** Begin **

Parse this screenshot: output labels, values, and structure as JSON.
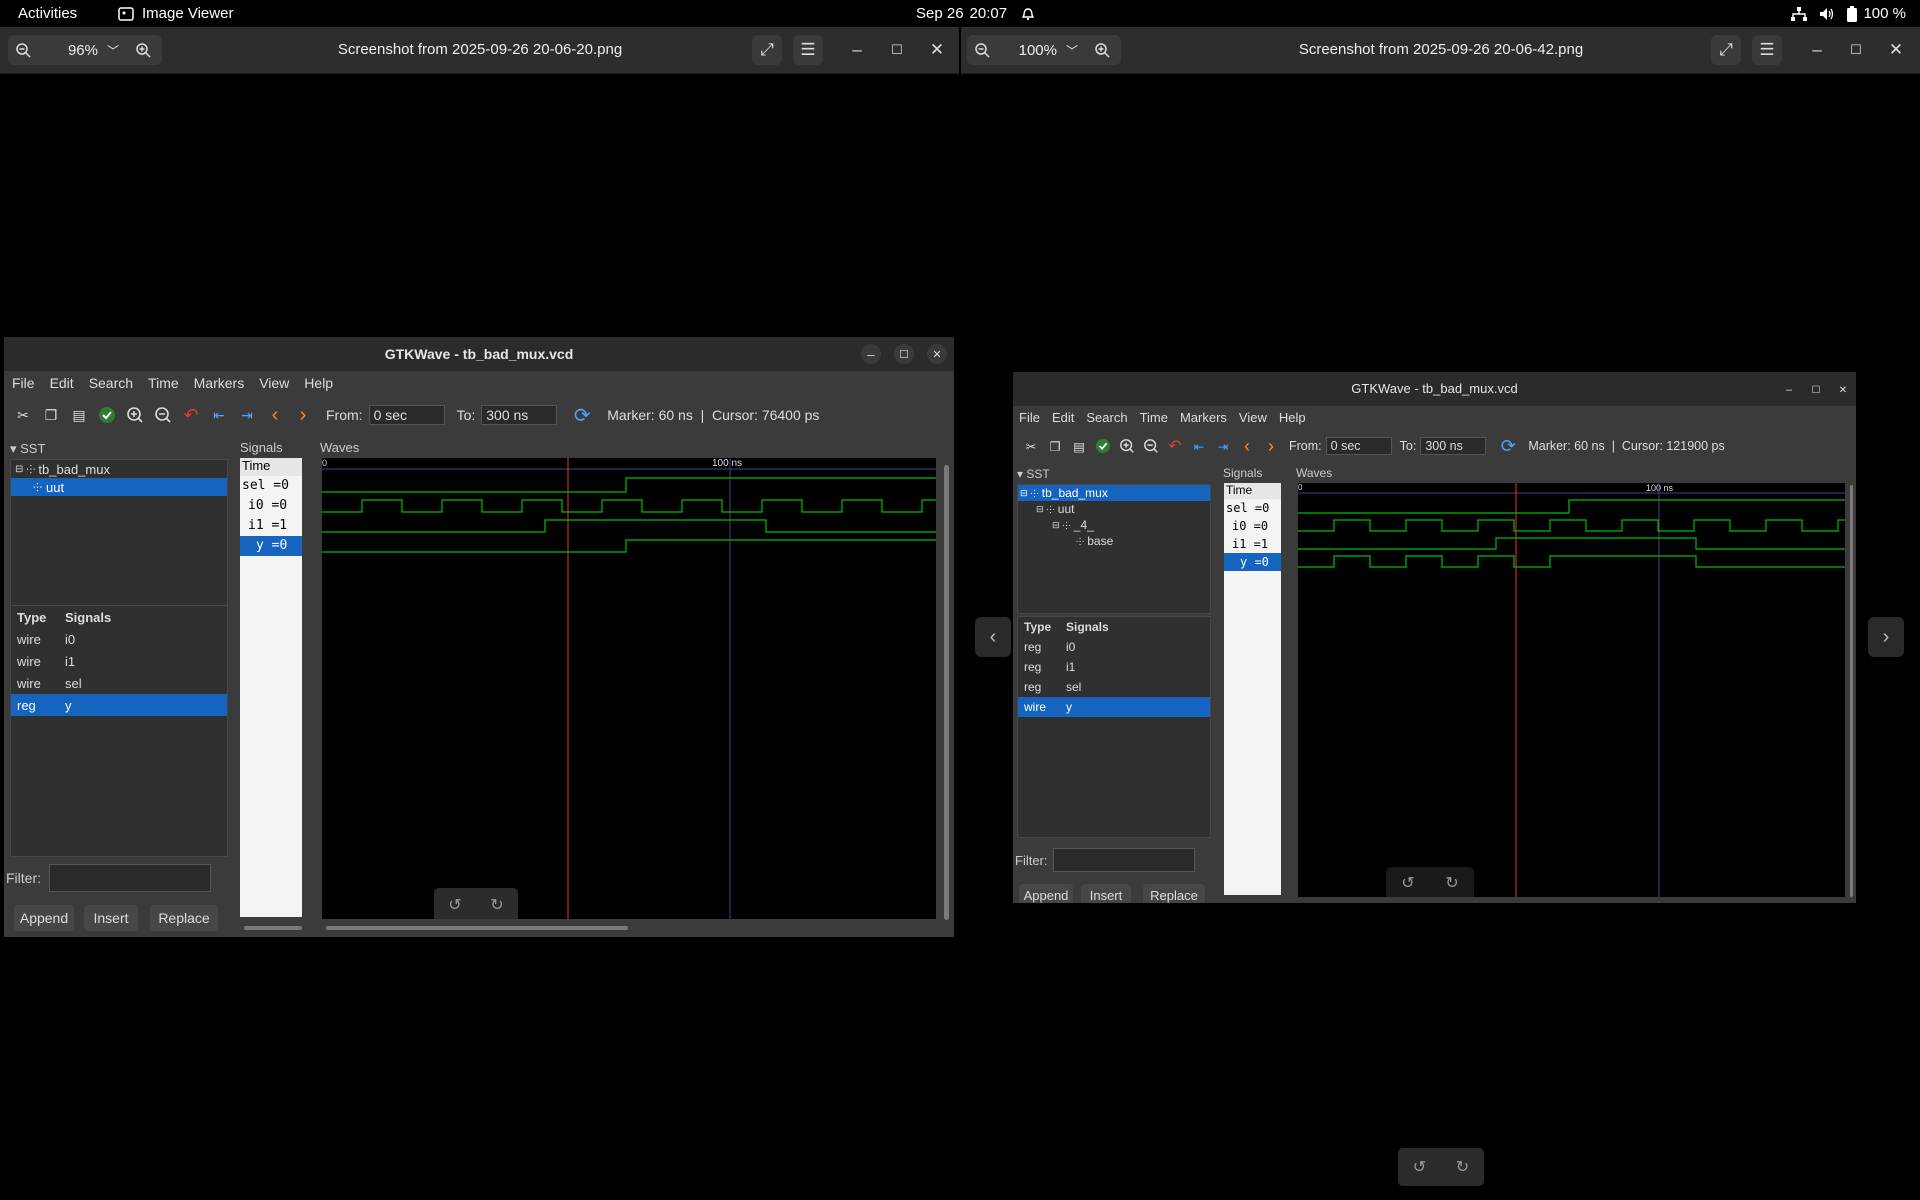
{
  "topbar": {
    "activities": "Activities",
    "app_name": "Image Viewer",
    "date": "Sep 26",
    "time": "20:07",
    "battery": "100 %"
  },
  "viewers": [
    {
      "zoom": "96%",
      "title": "Screenshot from 2025-09-26 20-06-20.png"
    },
    {
      "zoom": "100%",
      "title": "Screenshot from 2025-09-26 20-06-42.png"
    }
  ],
  "gtk": [
    {
      "title": "GTKWave - tb_bad_mux.vcd",
      "menu": [
        "File",
        "Edit",
        "Search",
        "Time",
        "Markers",
        "View",
        "Help"
      ],
      "from_label": "From:",
      "from": "0 sec",
      "to_label": "To:",
      "to": "300 ns",
      "status": "Marker: 60 ns  |  Cursor: 76400 ps",
      "sst_label": "SST",
      "tree": [
        "tb_bad_mux",
        "uut"
      ],
      "type_header": "Type",
      "signals_header": "Signals",
      "type_rows": [
        {
          "type": "wire",
          "name": "i0"
        },
        {
          "type": "wire",
          "name": "i1"
        },
        {
          "type": "wire",
          "name": "sel"
        },
        {
          "type": "reg",
          "name": "y"
        }
      ],
      "filter_label": "Filter:",
      "buttons": [
        "Append",
        "Insert",
        "Replace"
      ],
      "signals_label": "Signals",
      "waves_label": "Waves",
      "signal_list": [
        "Time",
        "sel =0",
        "i0 =0",
        "i1 =1",
        "y =0"
      ],
      "time_tick": "100 ns",
      "time_start": "0"
    },
    {
      "title": "GTKWave - tb_bad_mux.vcd",
      "menu": [
        "File",
        "Edit",
        "Search",
        "Time",
        "Markers",
        "View",
        "Help"
      ],
      "from_label": "From:",
      "from": "0 sec",
      "to_label": "To:",
      "to": "300 ns",
      "status": "Marker: 60 ns  |  Cursor: 121900 ps",
      "sst_label": "SST",
      "tree": [
        "tb_bad_mux",
        "uut",
        "_4_",
        "base"
      ],
      "type_header": "Type",
      "signals_header": "Signals",
      "type_rows": [
        {
          "type": "reg",
          "name": "i0"
        },
        {
          "type": "reg",
          "name": "i1"
        },
        {
          "type": "reg",
          "name": "sel"
        },
        {
          "type": "wire",
          "name": "y"
        }
      ],
      "filter_label": "Filter:",
      "buttons": [
        "Append",
        "Insert",
        "Replace"
      ],
      "signals_label": "Signals",
      "waves_label": "Waves",
      "signal_list": [
        "Time",
        "sel =0",
        "i0 =0",
        "i1 =1",
        "y =0"
      ],
      "time_tick": "100 ns",
      "time_start": "0"
    }
  ],
  "colors": {
    "wave": "#00c000",
    "marker": "#e53935",
    "cursor": "#4444aa",
    "selection": "#1565c0"
  },
  "icons": [
    "image-icon",
    "alarm-icon",
    "network-icon",
    "volume-icon",
    "battery-icon",
    "zoom-out-icon",
    "zoom-in-icon",
    "chevron-down-icon",
    "fullscreen-icon",
    "menu-icon",
    "minimize-icon",
    "maximize-icon",
    "close-icon",
    "rotate-left-icon",
    "rotate-right-icon"
  ]
}
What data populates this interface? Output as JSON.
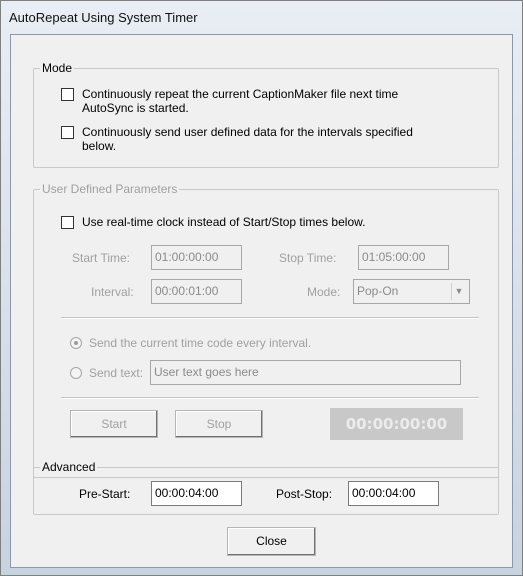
{
  "window": {
    "title": "AutoRepeat Using System Timer"
  },
  "mode": {
    "legend": "Mode",
    "repeat_line1": "Continuously repeat the current CaptionMaker file next time",
    "repeat_line2": "AutoSync is started.",
    "send_line1": "Continuously send user defined data for the intervals specified",
    "send_line2": "below."
  },
  "params": {
    "legend": "User Defined Parameters",
    "realtime_label": "Use real-time clock instead of Start/Stop times below.",
    "start_time_label": "Start Time:",
    "start_time_value": "01:00:00:00",
    "stop_time_label": "Stop Time:",
    "stop_time_value": "01:05:00:00",
    "interval_label": "Interval:",
    "interval_value": "00:00:01:00",
    "mode_label": "Mode:",
    "mode_value": "Pop-On",
    "radio_timecode_label": "Send the current time code every interval.",
    "radio_text_label": "Send text:",
    "send_text_value": "User text goes here",
    "start_button": "Start",
    "stop_button": "Stop",
    "timecode_display": "00:00:00:00"
  },
  "advanced": {
    "legend": "Advanced",
    "prestart_label": "Pre-Start:",
    "prestart_value": "00:00:04:00",
    "poststop_label": "Post-Stop:",
    "poststop_value": "00:00:04:00"
  },
  "footer": {
    "close_button": "Close"
  }
}
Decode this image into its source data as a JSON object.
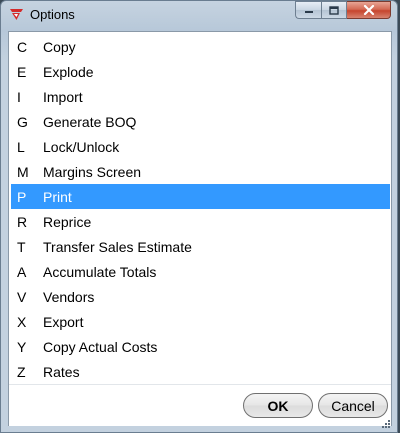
{
  "window": {
    "title": "Options",
    "colors": {
      "selection": "#3399ff",
      "selection_text": "#ffffff",
      "list_background": "#ffffff",
      "frame": "#c3d1df",
      "close_button": "#c6452e"
    },
    "icons": [
      "app-logo-icon",
      "minimize-icon",
      "maximize-icon",
      "close-icon",
      "resize-grip-icon"
    ]
  },
  "options": [
    {
      "key": "C",
      "label": "Copy"
    },
    {
      "key": "E",
      "label": "Explode"
    },
    {
      "key": "I",
      "label": "Import"
    },
    {
      "key": "G",
      "label": "Generate BOQ"
    },
    {
      "key": "L",
      "label": "Lock/Unlock"
    },
    {
      "key": "M",
      "label": "Margins Screen"
    },
    {
      "key": "P",
      "label": "Print"
    },
    {
      "key": "R",
      "label": "Reprice"
    },
    {
      "key": "T",
      "label": "Transfer Sales Estimate"
    },
    {
      "key": "A",
      "label": "Accumulate Totals"
    },
    {
      "key": "V",
      "label": "Vendors"
    },
    {
      "key": "X",
      "label": "Export"
    },
    {
      "key": "Y",
      "label": "Copy Actual Costs"
    },
    {
      "key": "Z",
      "label": "Rates"
    }
  ],
  "selected_option": "Print",
  "buttons": {
    "ok": "OK",
    "cancel": "Cancel"
  }
}
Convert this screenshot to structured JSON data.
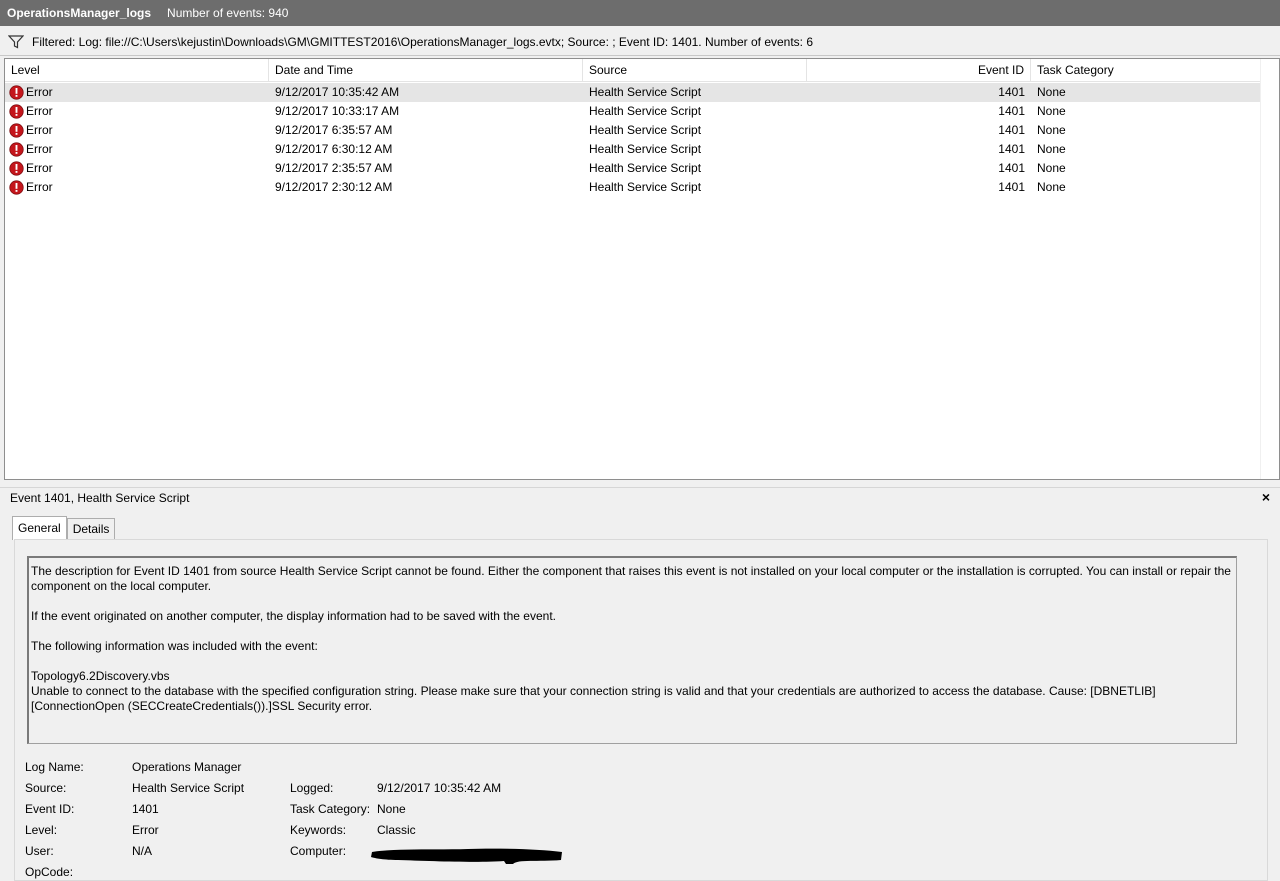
{
  "titlebar": {
    "log_name": "OperationsManager_logs",
    "event_count": "Number of events: 940"
  },
  "filter": {
    "icon": "filter-icon",
    "text": "Filtered: Log: file://C:\\Users\\kejustin\\Downloads\\GM\\GMITTEST2016\\OperationsManager_logs.evtx; Source: ; Event ID: 1401. Number of events: 6"
  },
  "grid": {
    "columns": [
      "Level",
      "Date and Time",
      "Source",
      "Event ID",
      "Task Category"
    ],
    "rows": [
      {
        "level": "Error",
        "date": "9/12/2017 10:35:42 AM",
        "source": "Health Service Script",
        "event_id": "1401",
        "task": "None"
      },
      {
        "level": "Error",
        "date": "9/12/2017 10:33:17 AM",
        "source": "Health Service Script",
        "event_id": "1401",
        "task": "None"
      },
      {
        "level": "Error",
        "date": "9/12/2017 6:35:57 AM",
        "source": "Health Service Script",
        "event_id": "1401",
        "task": "None"
      },
      {
        "level": "Error",
        "date": "9/12/2017 6:30:12 AM",
        "source": "Health Service Script",
        "event_id": "1401",
        "task": "None"
      },
      {
        "level": "Error",
        "date": "9/12/2017 2:35:57 AM",
        "source": "Health Service Script",
        "event_id": "1401",
        "task": "None"
      },
      {
        "level": "Error",
        "date": "9/12/2017 2:30:12 AM",
        "source": "Health Service Script",
        "event_id": "1401",
        "task": "None"
      }
    ]
  },
  "detail": {
    "header": "Event 1401, Health Service Script",
    "close": "×",
    "tabs": [
      "General",
      "Details"
    ],
    "description": {
      "p1": "The description for Event ID 1401 from source Health Service Script cannot be found. Either the component that raises this event is not installed on your local computer or the installation is corrupted. You can install or repair the component on the local computer.",
      "p2": "If the event originated on another computer, the display information had to be saved with the event.",
      "p3": "The following information was included with the event:",
      "p4_line1": "Topology6.2Discovery.vbs",
      "p4_line2": "Unable to connect to the database with the specified configuration string. Please make sure that your connection string is valid and that your credentials are authorized to access the database. Cause: [DBNETLIB][ConnectionOpen (SECCreateCredentials()).]SSL Security error."
    },
    "fields": {
      "log_name_label": "Log Name:",
      "log_name_value": "Operations Manager",
      "source_label": "Source:",
      "source_value": "Health Service Script",
      "logged_label": "Logged:",
      "logged_value": "9/12/2017 10:35:42 AM",
      "event_id_label": "Event ID:",
      "event_id_value": "1401",
      "task_label": "Task Category:",
      "task_value": "None",
      "level_label": "Level:",
      "level_value": "Error",
      "keywords_label": "Keywords:",
      "keywords_value": "Classic",
      "user_label": "User:",
      "user_value": "N/A",
      "computer_label": "Computer:",
      "opcode_label": "OpCode:"
    }
  },
  "colors": {
    "titlebar_bg": "#6d6d6d",
    "error_icon": "#c4161c",
    "selected_row": "#e5e5e5"
  }
}
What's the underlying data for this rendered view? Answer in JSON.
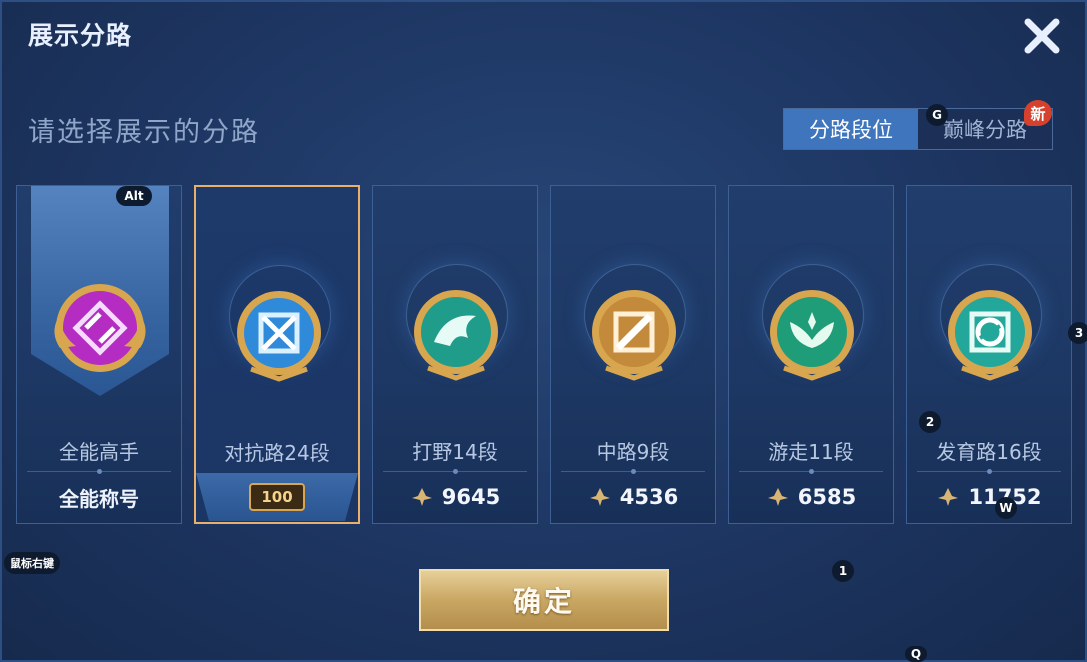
{
  "title": "展示分路",
  "subtitle": "请选择展示的分路",
  "tabs": [
    {
      "label": "分路段位",
      "active": true
    },
    {
      "label": "巅峰分路",
      "active": false
    }
  ],
  "new_badge": "新",
  "key_hints": {
    "tab_key": "G",
    "alt_key": "Alt",
    "right_click": "鼠标右键",
    "confirm_key": "1",
    "card_key_2": "2",
    "card_key_3": "3",
    "w_key": "W",
    "q_key": "Q"
  },
  "cards": [
    {
      "name": "全能高手",
      "label": "全能称号",
      "color": "#b52cc2",
      "icon": "all-round-emblem-icon"
    },
    {
      "name": "对抗路24段",
      "level": "100",
      "color": "#2f8ad9",
      "icon": "clash-lane-emblem-icon",
      "selected": true
    },
    {
      "name": "打野14段",
      "score": "9645",
      "color": "#1f9c8a",
      "icon": "jungle-emblem-icon"
    },
    {
      "name": "中路9段",
      "score": "4536",
      "color": "#c48a3b",
      "icon": "mid-lane-emblem-icon"
    },
    {
      "name": "游走11段",
      "score": "6585",
      "color": "#1f9c78",
      "icon": "roam-emblem-icon"
    },
    {
      "name": "发育路16段",
      "score": "11752",
      "color": "#23a79a",
      "icon": "farm-lane-emblem-icon"
    }
  ],
  "confirm_label": "确定",
  "colors": {
    "accent_gold": "#c9a763",
    "tab_active": "#3f75bd",
    "selected_border": "#e8b06a"
  }
}
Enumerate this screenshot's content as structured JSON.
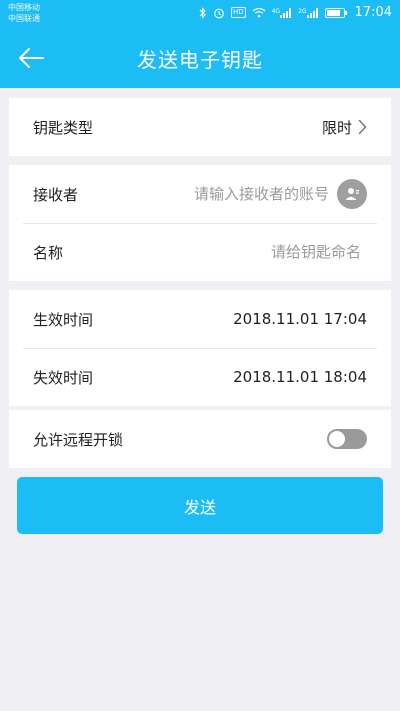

** End **

EXERCISE REQUIREMENTS ->
Extract every line containing the string "description" from the data above.

COMPLETE OUTPUT ->
    "description": {
      "p1": "The description for Event ID 1401 from source Health Service Script cannot be found. Either the component that raises this event is not installed on your local computer or the installation is corrupted. You can install or repair the component on the local computer.",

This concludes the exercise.